- **BRIEF**:
Each line that includes "الفقرة" counts once; give the total and nothing besides.

- **DATA SUPPLIED**:
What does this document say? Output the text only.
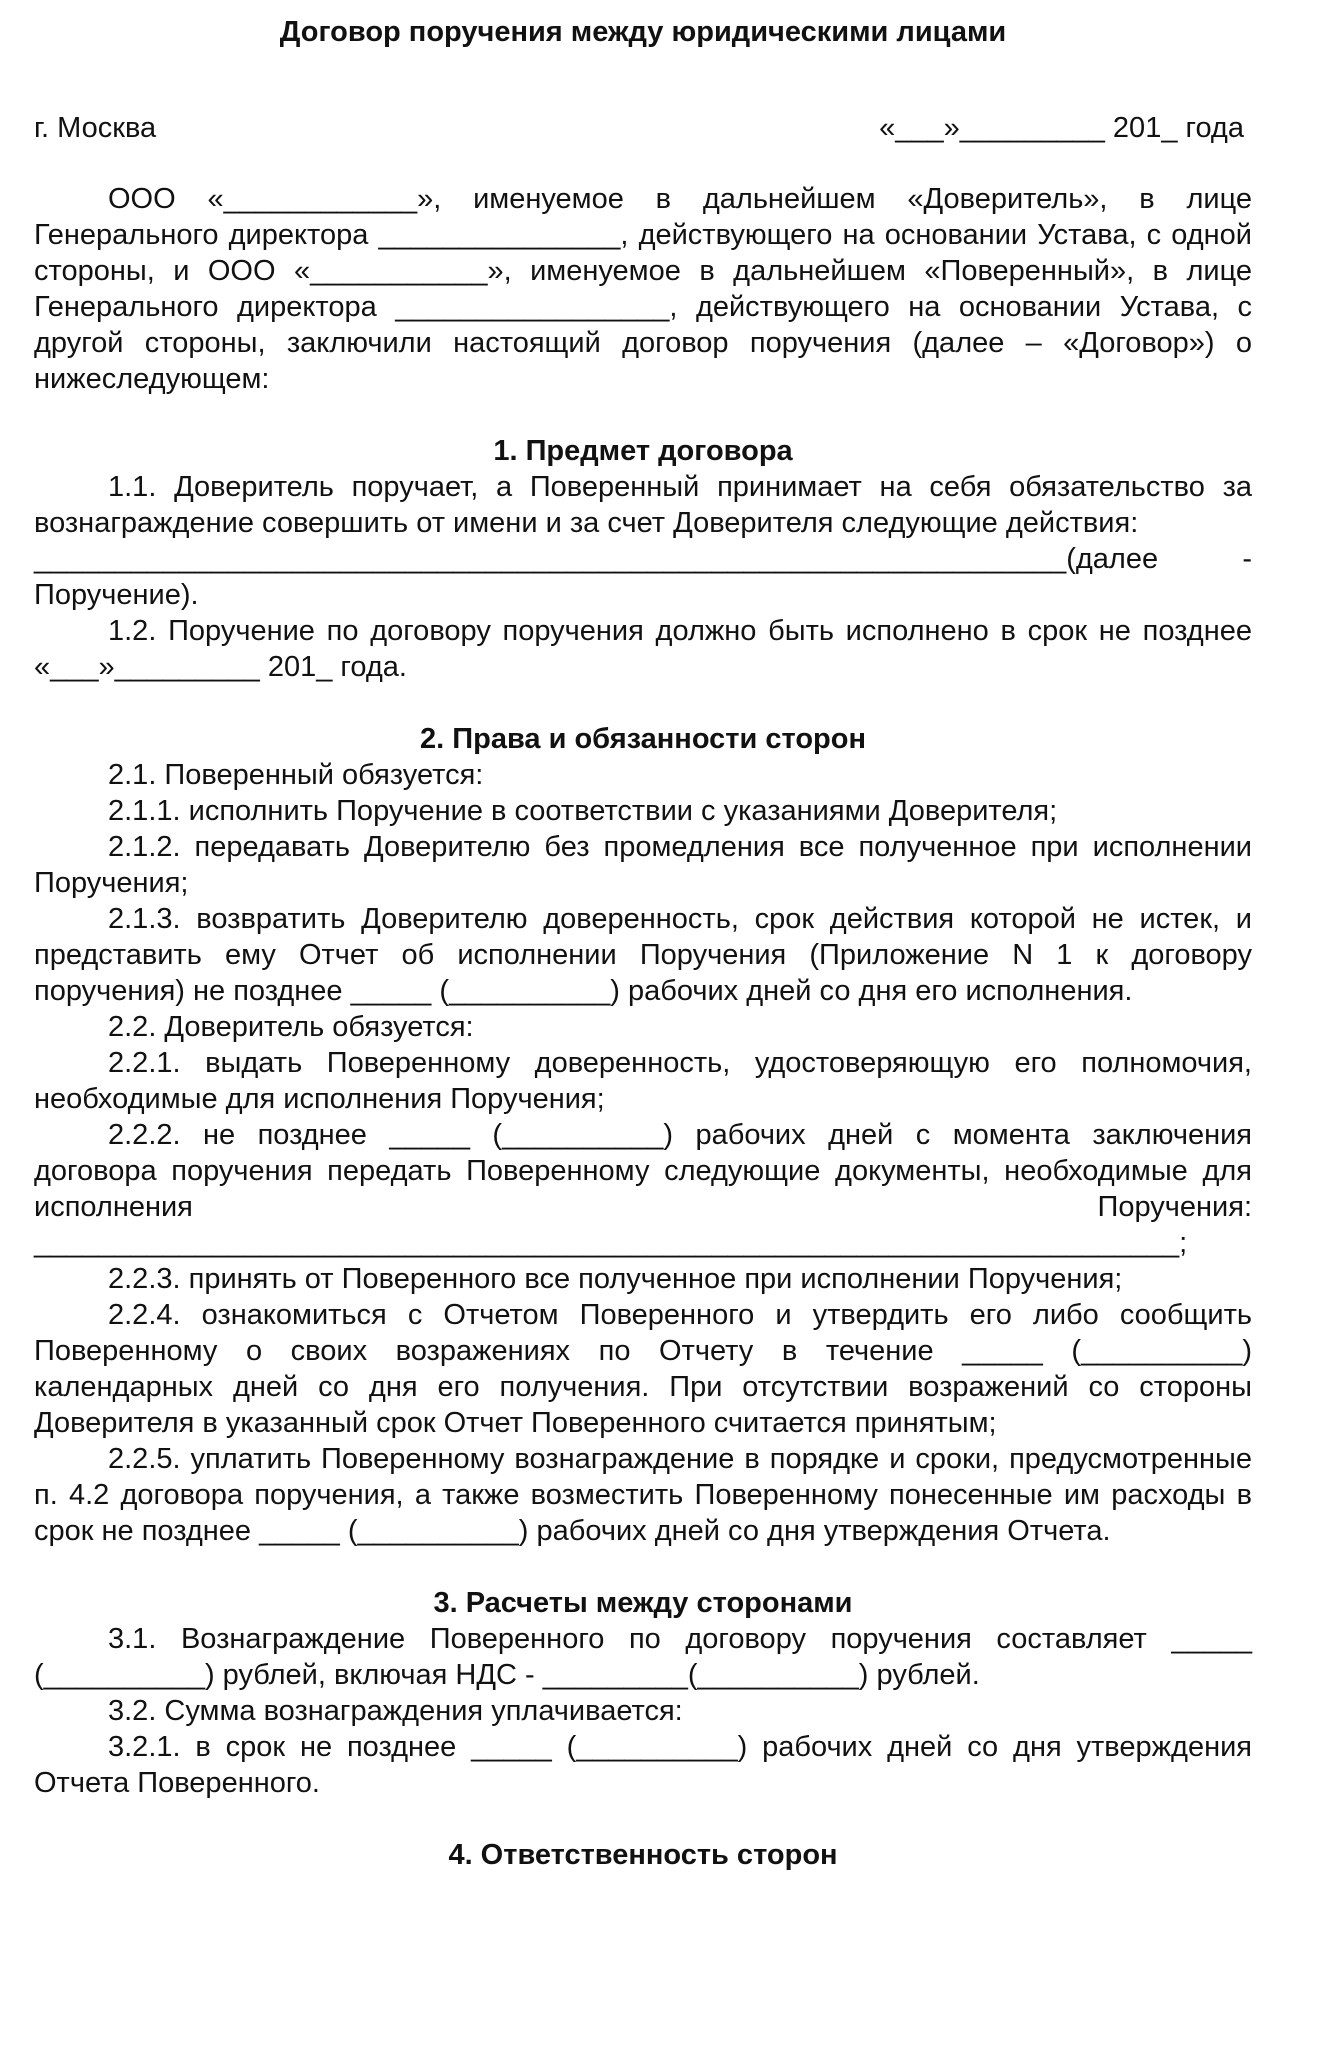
Договор поручения между юридическими лицами
г. Москва	«___»_________ 201_ года

ООО «____________», именуемое в дальнейшем «Доверитель», в лице Генерального директора _______________, действующего на основании Устава, с одной стороны, и ООО «___________», именуемое в дальнейшем «Поверенный», в лице Генерального директора _________________, действующего на основании Устава, с другой стороны, заключили настоящий договор поручения (далее – «Договор») о нижеследующем:

1. Предмет договора

1.1. Доверитель поручает, а Поверенный принимает на себя обязательство за вознаграждение совершить от имени и за счет Доверителя следующие действия:

________________________________________________________________(далее - Поручение).

1.2. Поручение по договору поручения должно быть исполнено в срок не позднее «___»_________ 201_ года.

2. Права и обязанности сторон

2.1. Поверенный обязуется:

2.1.1. исполнить Поручение в соответствии с указаниями Доверителя;

2.1.2. передавать Доверителю без промедления все полученное при исполнении Поручения;

2.1.3. возвратить Доверителю доверенность, срок действия которой не истек, и представить ему Отчет об исполнении Поручения (Приложение N 1 к договору поручения) не позднее _____ (__________) рабочих дней со дня его исполнения.

2.2. Доверитель обязуется:

2.2.1. выдать Поверенному доверенность, удостоверяющую его полномочия, необходимые для исполнения Поручения;

2.2.2. не позднее _____ (__________) рабочих дней с момента заключения договора поручения передать Поверенному следующие документы, необходимые для исполнения Поручения:

_______________________________________________________________________;

2.2.3. принять от Поверенного все полученное при исполнении Поручения;

2.2.4. ознакомиться с Отчетом Поверенного и утвердить его либо сообщить Поверенному о своих возражениях по Отчету в течение _____ (__________) календарных дней со дня его получения. При отсутствии возражений со стороны Доверителя в указанный срок Отчет Поверенного считается принятым;

2.2.5. уплатить Поверенному вознаграждение в порядке и сроки, предусмотренные п. 4.2 договора поручения, а также возместить Поверенному понесенные им расходы в срок не позднее _____ (__________) рабочих дней со дня утверждения Отчета.

3. Расчеты между сторонами

3.1. Вознаграждение Поверенного по договору поручения составляет _____ (__________) рублей, включая НДС - _________(__________) рублей.

3.2. Сумма вознаграждения уплачивается:

3.2.1. в срок не позднее _____ (__________) рабочих дней со дня утверждения Отчета Поверенного.

4. Ответственность сторон
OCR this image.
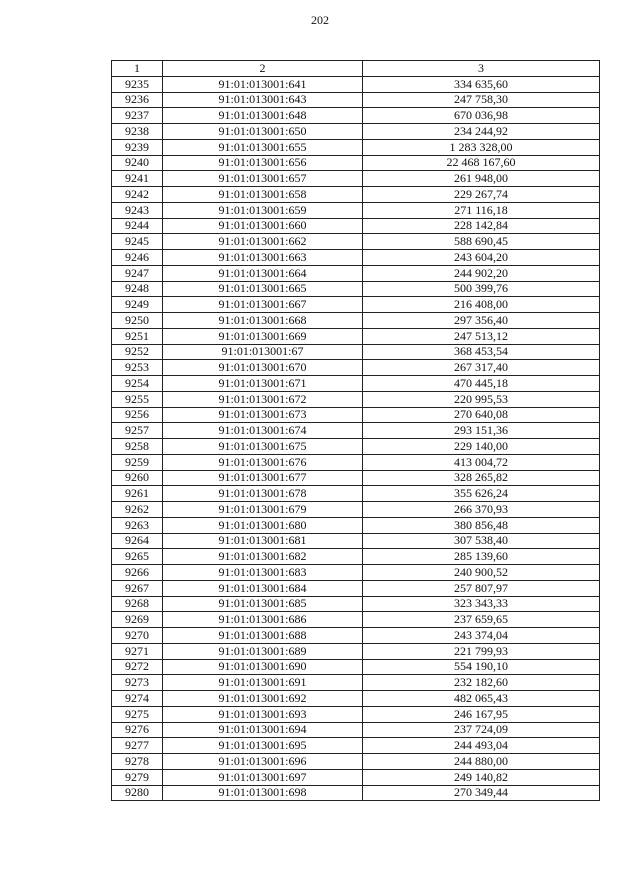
202
1	2	3
9235	91:01:013001:641	334 635,60
9236	91:01:013001:643	247 758,30
9237	91:01:013001:648	670 036,98
9238	91:01:013001:650	234 244,92
9239	91:01:013001:655	1 283 328,00
9240	91:01:013001:656	22 468 167,60
9241	91:01:013001:657	261 948,00
9242	91:01:013001:658	229 267,74
9243	91:01:013001:659	271 116,18
9244	91:01:013001:660	228 142,84
9245	91:01:013001:662	588 690,45
9246	91:01:013001:663	243 604,20
9247	91:01:013001:664	244 902,20
9248	91:01:013001:665	500 399,76
9249	91:01:013001:667	216 408,00
9250	91:01:013001:668	297 356,40
9251	91:01:013001:669	247 513,12
9252	91:01:013001:67	368 453,54
9253	91:01:013001:670	267 317,40
9254	91:01:013001:671	470 445,18
9255	91:01:013001:672	220 995,53
9256	91:01:013001:673	270 640,08
9257	91:01:013001:674	293 151,36
9258	91:01:013001:675	229 140,00
9259	91:01:013001:676	413 004,72
9260	91:01:013001:677	328 265,82
9261	91:01:013001:678	355 626,24
9262	91:01:013001:679	266 370,93
9263	91:01:013001:680	380 856,48
9264	91:01:013001:681	307 538,40
9265	91:01:013001:682	285 139,60
9266	91:01:013001:683	240 900,52
9267	91:01:013001:684	257 807,97
9268	91:01:013001:685	323 343,33
9269	91:01:013001:686	237 659,65
9270	91:01:013001:688	243 374,04
9271	91:01:013001:689	221 799,93
9272	91:01:013001:690	554 190,10
9273	91:01:013001:691	232 182,60
9274	91:01:013001:692	482 065,43
9275	91:01:013001:693	246 167,95
9276	91:01:013001:694	237 724,09
9277	91:01:013001:695	244 493,04
9278	91:01:013001:696	244 880,00
9279	91:01:013001:697	249 140,82
9280	91:01:013001:698	270 349,44
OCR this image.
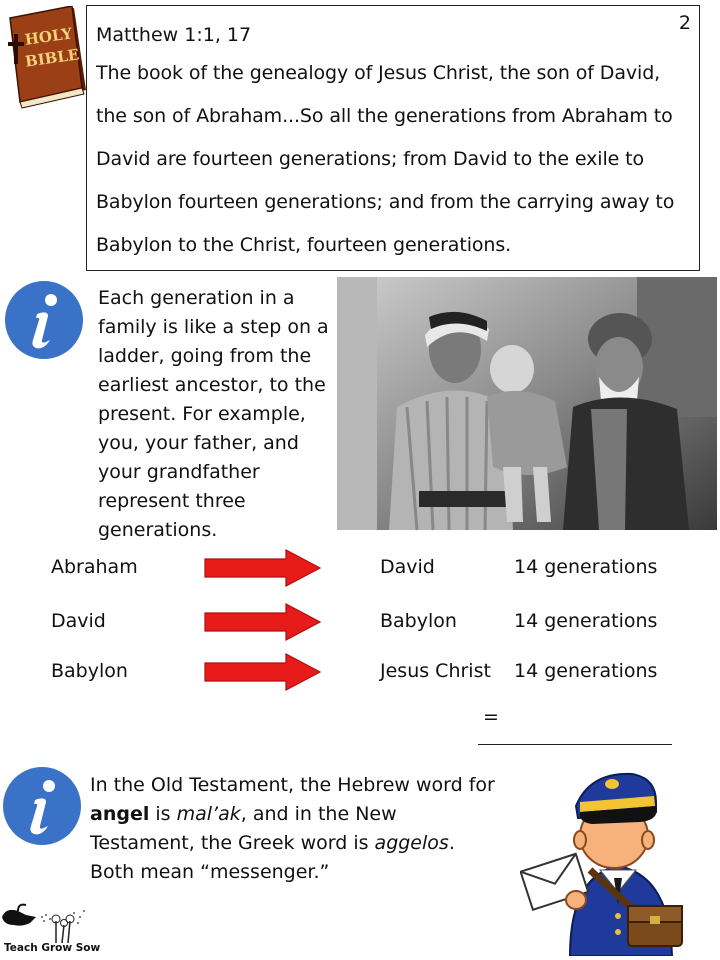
HOLY
BIBLE
2
Matthew 1:1, 17
The book of the genealogy of Jesus Christ, the son of David, the son of Abraham...So all the generations from Abraham to David are fourteen generations; from David to the exile to Babylon fourteen generations; and from the carrying away to Babylon to the Christ, fourteen generations.
Each generation in a family is like a step on a ladder, going from the earliest ancestor, to the present. For example, you, your father, and your grandfather represent three generations.
Abraham	David	14 generations
David	Babylon	14 generations
Babylon	Jesus Christ 14 generations
=
In the Old Testament, the Hebrew word for angel is mal’ak, and in the New Testament, the Greek word is aggelos. Both mean “messenger.”
Teach Grow Sow
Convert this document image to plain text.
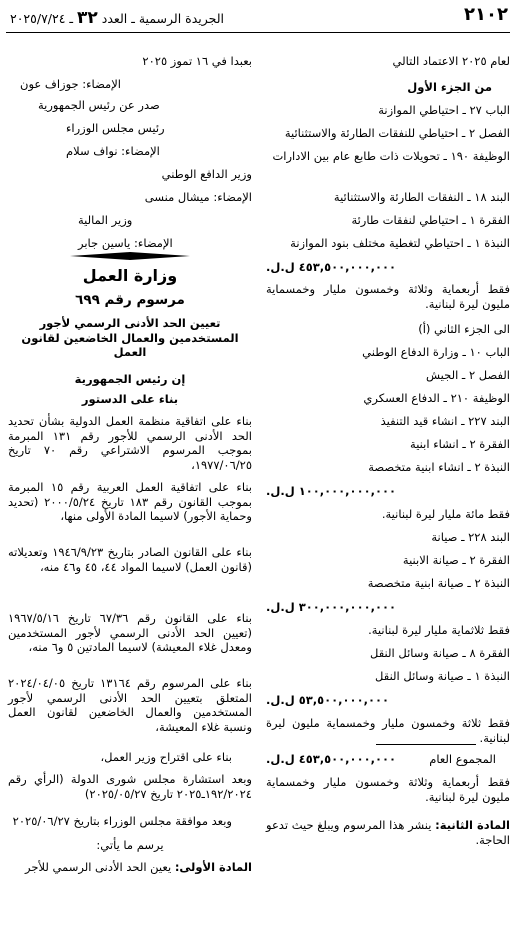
٢١٠٢
الجريدة الرسمية ـ العدد ٣٢ ـ ٢٠٢٥/٧/٢٤
لعام ٢٠٢٥ الاعتماد التالي
من الجزء الأول
الباب ٢٧ ـ احتياطي الموازنة
الفصل ٢ ـ احتياطي للنفقات الطارئة والاستثنائية
الوظيفة ١٩٠ ـ تحويلات ذات طابع عام بين الادارات
البند ١٨ ـ النفقات الطارئة والاستثنائية
الفقرة ١ ـ احتياطي لنفقات طارئة
النبذة ١ ـ احتياطي لتغطية مختلف بنود الموازنة
٤٥٣,٥٠٠,٠٠٠,٠٠٠ ل.ل.
فقط أربعماية وثلاثة وخمسون مليار وخمسماية مليون ليرة لبنانية.
الى الجزء الثاني (أ)
الباب ١٠ ـ وزارة الدفاع الوطني
الفصل ٢ ـ الجيش
الوظيفة ٢١٠ ـ الدفاع العسكري
البند ٢٢٧ ـ انشاء قيد التنفيذ
الفقرة ٢ ـ انشاء ابنية
النبذة ٢ ـ انشاء ابنية متخصصة
١٠٠,٠٠٠,٠٠٠,٠٠٠ ل.ل.
فقط مائة مليار ليرة لبنانية.
البند ٢٢٨ ـ صيانة
الفقرة ٢ ـ صيانة الابنية
النبذة ٢ ـ صيانة ابنية متخصصة
٣٠٠,٠٠٠,٠٠٠,٠٠٠ ل.ل.
فقط ثلاثماية مليار ليرة لبنانية.
الفقرة ٨ ـ صيانة وسائل النقل
النبذة ١ ـ صيانة وسائل النقل
٥٣,٥٠٠,٠٠٠,٠٠٠ ل.ل.
فقط ثلاثة وخمسون مليار وخمسماية مليون ليرة لبنانية.
المجموع العام
٤٥٣,٥٠٠,٠٠٠,٠٠٠ ل.ل.
فقط أربعماية وثلاثة وخمسون مليار وخمسماية مليون ليرة لبنانية.
المادة الثانية: ينشر هذا المرسوم ويبلغ حيث تدعو الحاجة.
بعبدا في ١٦ تموز ٢٠٢٥
الإمضاء: جوزاف عون
صدر عن رئيس الجمهورية
رئيس مجلس الوزراء
الإمضاء: نواف سلام
وزير الدافع الوطني
الإمضاء: ميشال منسى
وزير المالية
الإمضاء: ياسين جابر
وزارة العمل
مرسوم رقم ٦٩٩
تعيين الحد الأدنى الرسمي لأجور المستخدمين والعمال الخاضعين لقانون العمل
إن رئيس الجمهورية
بناء على الدستور
بناء على اتفاقية منظمة العمل الدولية بشأن تحديد الحد الأدنى الرسمي للأجور رقم ١٣١ المبرمة بموجب المرسوم الاشتراعي رقم ٧٠ تاريخ ١٩٧٧/٠٦/٢٥،
بناء على اتفاقية العمل العربية رقم ١٥ المبرمة بموجب القانون رقم ١٨٣ تاريخ ٢٠٠٠/٥/٢٤ (تحديد وحماية الأجور) لاسيما المادة الأولى منها،
بناء على القانون الصادر بتاريخ ١٩٤٦/٩/٢٣ وتعديلاته (قانون العمل) لاسيما المواد ٤٤، ٤٥ و٤٦ منه،
بناء على القانون رقم ٦٧/٣٦ تاريخ ١٩٦٧/٥/١٦ (تعيين الحد الأدنى الرسمي لأجور المستخدمين ومعدل غلاء المعيشة) لاسيما المادتين ٥ و٦ منه،
بناء على المرسوم رقم ١٣١٦٤ تاريخ ٢٠٢٤/٠٤/٠٥ المتعلق بتعيين الحد الأدنى الرسمي لأجور المستخدمين والعمال الخاضعين لقانون العمل ونسبة غلاء المعيشة،
بناء على اقتراح وزير العمل،
وبعد استشارة مجلس شورى الدولة (الرأي رقم ١٩٢/٢٠٢٤ـ٢٠٢٥ تاريخ ٢٠٢٥/٠٥/٢٧)
وبعد موافقة مجلس الوزراء بتاريخ ٢٠٢٥/٠٦/٢٧
يرسم ما يأتي:
المادة الأولى: يعين الحد الأدنى الرسمي للأجر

- **TASK OUTPUT**:
4